▸ Exercise prompt:
Repeat the material verbatim. Images are excluded from the copy.

▸ Given records:
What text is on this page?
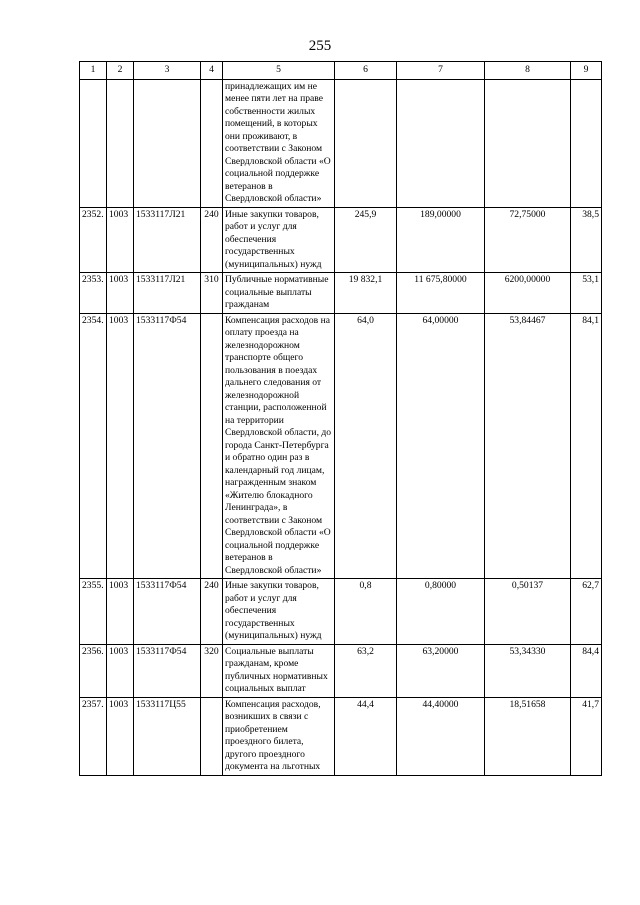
255
1	2	3	4	5	6	7	8	9
				принадлежащих им не менее пяти лет на праве собственности жилых помещений, в которых они проживают, в соответствии с Законом Свердловской области «О социальной поддержке ветеранов в Свердловской области»				
2352.	1003	1533117Л21	240	Иные закупки товаров, работ и услуг для обеспечения государственных (муниципальных) нужд	245,9	189,00000	72,75000	38,5
2353.	1003	1533117Л21	310	Публичные нормативные социальные выплаты гражданам	19 832,1	11 675,80000	6200,00000	53,1
2354.	1003	1533117Ф54		Компенсация расходов на оплату проезда на железнодорожном транспорте общего пользования в поездах дальнего следования от железнодорожной станции, расположенной на территории Свердловской области, до города Санкт-Петербурга и обратно один раз в календарный год лицам, награжденным знаком «Жителю блокадного Ленинграда», в соответствии с Законом Свердловской области «О социальной поддержке ветеранов в Свердловской области»	64,0	64,00000	53,84467	84,1
2355.	1003	1533117Ф54	240	Иные закупки товаров, работ и услуг для обеспечения государственных (муниципальных) нужд	0,8	0,80000	0,50137	62,7
2356.	1003	1533117Ф54	320	Социальные выплаты гражданам, кроме публичных нормативных социальных выплат	63,2	63,20000	53,34330	84,4
2357.	1003	1533117Ц55		Компенсация расходов, возникших в связи с приобретением проездного билета, другого проездного документа на льготных	44,4	44,40000	18,51658	41,7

▸ The response:
What text is on this page?
255
1	2	3	4	5	6	7	8	9
				принадлежащих им не менее пяти лет на праве собственности жилых помещений, в которых они проживают, в соответствии с Законом Свердловской области «О социальной поддержке ветеранов в Свердловской области»				
2352.	1003	1533117Л21	240	Иные закупки товаров, работ и услуг для обеспечения государственных (муниципальных) нужд	245,9	189,00000	72,75000	38,5
2353.	1003	1533117Л21	310	Публичные нормативные социальные выплаты гражданам	19 832,1	11 675,80000	6200,00000	53,1
2354.	1003	1533117Ф54		Компенсация расходов на оплату проезда на железнодорожном транспорте общего пользования в поездах дальнего следования от железнодорожной станции, расположенной на территории Свердловской области, до города Санкт-Петербурга и обратно один раз в календарный год лицам, награжденным знаком «Жителю блокадного Ленинграда», в соответствии с Законом Свердловской области «О социальной поддержке ветеранов в Свердловской области»	64,0	64,00000	53,84467	84,1
2355.	1003	1533117Ф54	240	Иные закупки товаров, работ и услуг для обеспечения государственных (муниципальных) нужд	0,8	0,80000	0,50137	62,7
2356.	1003	1533117Ф54	320	Социальные выплаты гражданам, кроме публичных нормативных социальных выплат	63,2	63,20000	53,34330	84,4
2357.	1003	1533117Ц55		Компенсация расходов, возникших в связи с приобретением проездного билета, другого проездного документа на льготных	44,4	44,40000	18,51658	41,7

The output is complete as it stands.